***** RECORDS SUPPLIED *****

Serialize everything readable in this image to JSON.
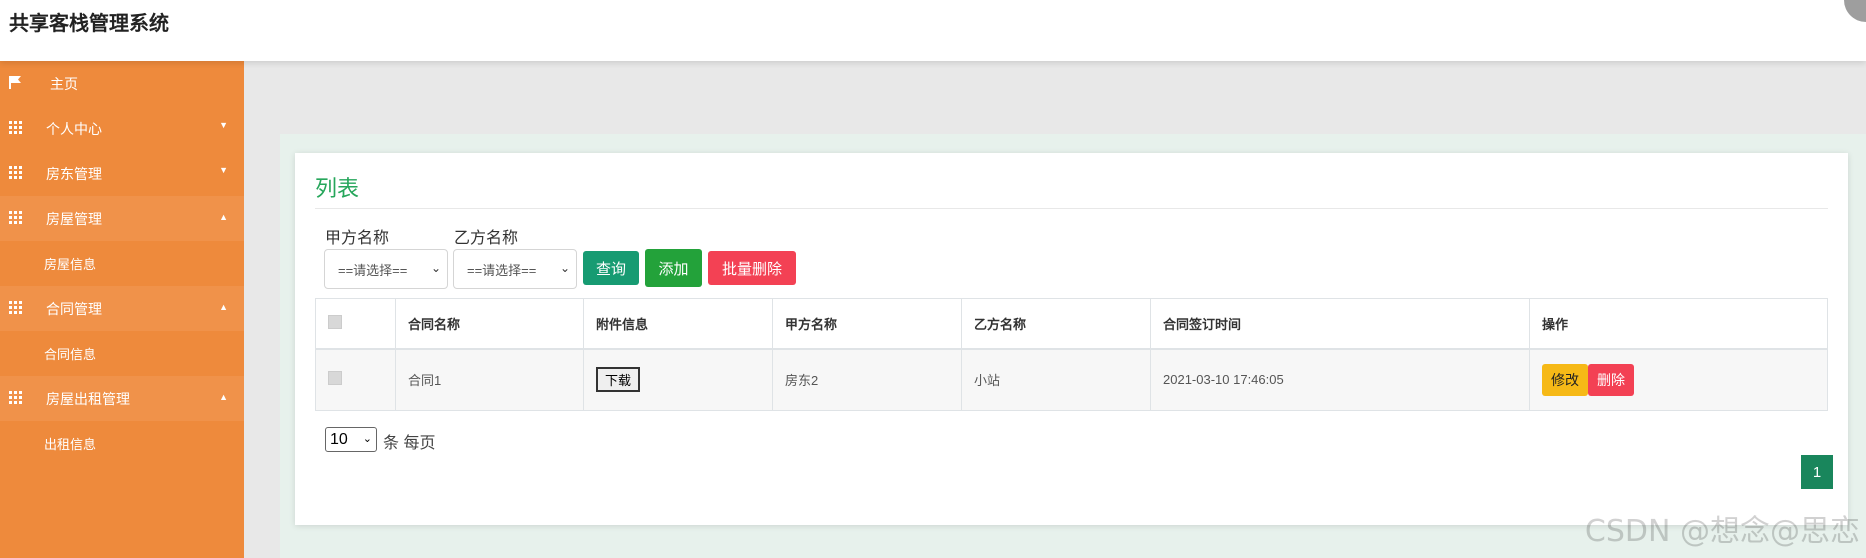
{
  "app": {
    "title": "共享客栈管理系统"
  },
  "sidebar": {
    "items": [
      {
        "label": "主页",
        "icon": "flag-icon"
      },
      {
        "label": "个人中心",
        "icon": "grid-icon",
        "expanded": false
      },
      {
        "label": "房东管理",
        "icon": "grid-icon",
        "expanded": false
      },
      {
        "label": "房屋管理",
        "icon": "grid-icon",
        "expanded": true,
        "children": [
          "房屋信息"
        ]
      },
      {
        "label": "合同管理",
        "icon": "grid-icon",
        "expanded": true,
        "children": [
          "合同信息"
        ]
      },
      {
        "label": "房屋出租管理",
        "icon": "grid-icon",
        "expanded": true,
        "children": [
          "出租信息"
        ]
      }
    ]
  },
  "main": {
    "title": "列表",
    "filters": [
      {
        "label": "甲方名称",
        "value": "==请选择=="
      },
      {
        "label": "乙方名称",
        "value": "==请选择=="
      }
    ],
    "buttons": {
      "search": "查询",
      "add": "添加",
      "batch_delete": "批量删除"
    },
    "table": {
      "columns": [
        "合同名称",
        "附件信息",
        "甲方名称",
        "乙方名称",
        "合同签订时间",
        "操作"
      ],
      "rows": [
        {
          "contract_name": "合同1",
          "attachment": "下载",
          "party_a": "房东2",
          "party_b": "小站",
          "signed_time": "2021-03-10 17:46:05",
          "edit": "修改",
          "delete": "删除"
        }
      ]
    },
    "pagination": {
      "page_size": "10",
      "per_page_label": "条 每页",
      "current_page": "1"
    }
  },
  "watermark": "CSDN @想念@思恋",
  "colors": {
    "sidebar": "#ee8a3c",
    "title_green": "#26a65b",
    "search": "#179b72",
    "add": "#23a23a",
    "danger": "#f34154",
    "warning": "#f6b917",
    "page": "#19865c"
  }
}
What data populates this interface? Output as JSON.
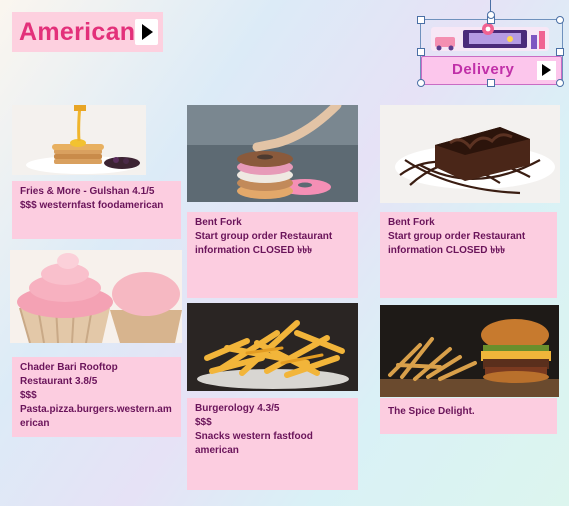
{
  "header": {
    "title": "American",
    "delivery_label": "Delivery"
  },
  "colors": {
    "title": "#e3307a",
    "card_bg": "#fccde0",
    "card_text": "#6a145a",
    "delivery_bg": "#fcc6ec"
  },
  "cards": [
    {
      "image": "pancakes-syrup-photo",
      "lines": [
        "Fries & More - Gulshan 4.1/5",
        "$$$ westernfast foodamerican"
      ]
    },
    {
      "image": "cupcakes-photo",
      "lines": [
        "Chader Bari Rooftop",
        "Restaurant 3.8/5",
        "$$$",
        "Pasta.pizza.burgers.western.am",
        "erican"
      ]
    },
    {
      "image": "donut-stack-photo",
      "lines": [
        "Bent Fork",
        "Start group order Restaurant",
        "information CLOSED ৳৳৳"
      ]
    },
    {
      "image": "fries-photo",
      "lines": [
        "Burgerology 4.3/5",
        "$$$",
        "Snacks western fastfood",
        "american"
      ]
    },
    {
      "image": "chocolate-brownie-photo",
      "lines": [
        "Bent Fork",
        "Start group order Restaurant",
        "information CLOSED ৳৳৳"
      ]
    },
    {
      "image": "burger-fries-photo",
      "lines": [
        "The Spice Delight."
      ]
    }
  ]
}
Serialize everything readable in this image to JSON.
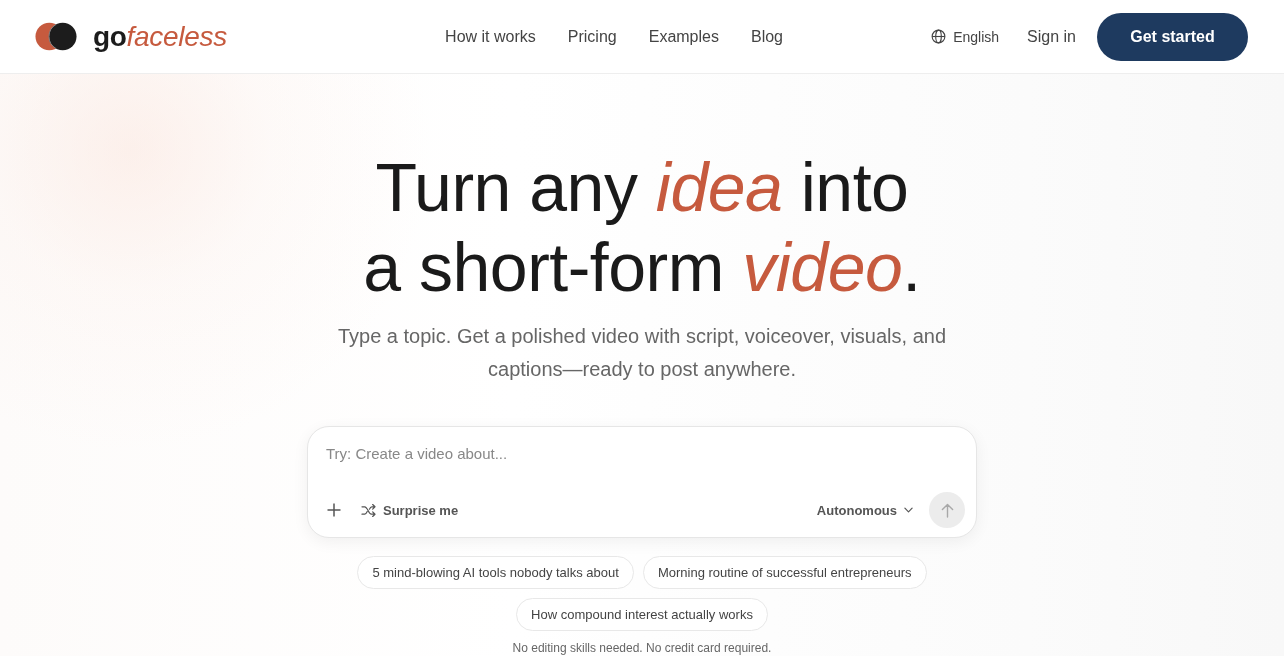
{
  "header": {
    "logo": {
      "parts": [
        "go",
        "faceless"
      ]
    },
    "nav": [
      {
        "label": "How it works"
      },
      {
        "label": "Pricing"
      },
      {
        "label": "Examples"
      },
      {
        "label": "Blog"
      }
    ],
    "language": "English",
    "sign_in": "Sign in",
    "cta": "Get started"
  },
  "hero": {
    "heading": [
      "Turn any *idea* into",
      "a short-form *video*."
    ],
    "subtitle": "Type a topic. Get a polished video with script, voiceover, visuals, and captions—ready to post anywhere."
  },
  "prompt": {
    "placeholder": "Try: Create a video about...",
    "surprise": "Surprise me",
    "mode": "Autonomous",
    "send_button": {
      "disabled": true
    }
  },
  "suggestions": [
    {
      "label": "5 mind-blowing AI tools nobody talks about"
    },
    {
      "label": "Morning routine of successful entrepreneurs"
    },
    {
      "label": "How compound interest actually works"
    }
  ],
  "footnote": "No editing skills needed. No credit card required."
}
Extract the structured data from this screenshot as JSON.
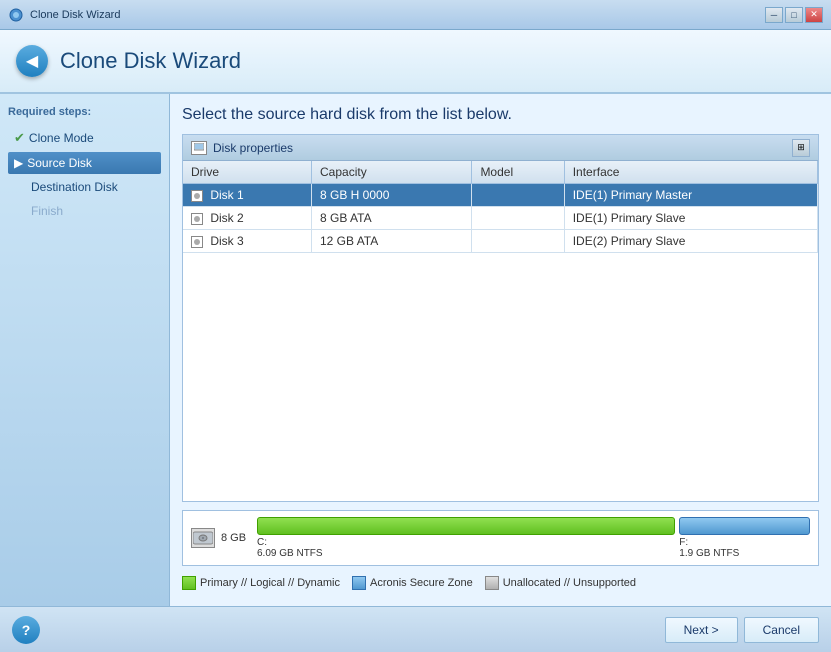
{
  "window": {
    "title": "Clone Disk Wizard"
  },
  "header": {
    "title": "Clone Disk Wizard",
    "back_icon": "◀"
  },
  "sidebar": {
    "required_label": "Required steps:",
    "items": [
      {
        "id": "clone-mode",
        "label": "Clone Mode",
        "has_check": true,
        "state": "done"
      },
      {
        "id": "source-disk",
        "label": "Source Disk",
        "has_arrow": true,
        "state": "active"
      },
      {
        "id": "destination-disk",
        "label": "Destination Disk",
        "state": "normal"
      },
      {
        "id": "finish",
        "label": "Finish",
        "state": "disabled"
      }
    ]
  },
  "content": {
    "title": "Select the source hard disk from the list below.",
    "panel_title": "Disk properties",
    "table": {
      "columns": [
        "Drive",
        "Capacity",
        "Model",
        "Interface"
      ],
      "rows": [
        {
          "drive": "Disk 1",
          "capacity": "8 GB H 0000",
          "model": "",
          "interface": "IDE(1) Primary Master",
          "selected": true
        },
        {
          "drive": "Disk 2",
          "capacity": "8 GB ATA",
          "model": "",
          "interface": "IDE(1) Primary Slave",
          "selected": false
        },
        {
          "drive": "Disk 3",
          "capacity": "12 GB ATA",
          "model": "",
          "interface": "IDE(2) Primary Slave",
          "selected": false
        }
      ]
    }
  },
  "disk_viz": {
    "size_label": "8 GB",
    "partitions": [
      {
        "name": "C:",
        "size_label": "6.09 GB  NTFS",
        "type": "green"
      },
      {
        "name": "F:",
        "size_label": "1.9 GB  NTFS",
        "type": "blue"
      }
    ]
  },
  "legend": {
    "items": [
      {
        "label": "Primary // Logical // Dynamic",
        "color": "green"
      },
      {
        "label": "Acronis Secure Zone",
        "color": "blue"
      },
      {
        "label": "Unallocated // Unsupported",
        "color": "gray"
      }
    ]
  },
  "footer": {
    "help_icon": "?",
    "next_label": "Next >",
    "cancel_label": "Cancel"
  }
}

*****

§ **WHAT IS REQUIRED**: Select the lines that carry the string "true" and copy them.

§ **WRITTEN RESPONSE**:
        "expanded": true,
        "expanded": true,
        "expanded": true,
      "disabled": true
        "has_check": true,
        "has_arrow": true,
          "selected": true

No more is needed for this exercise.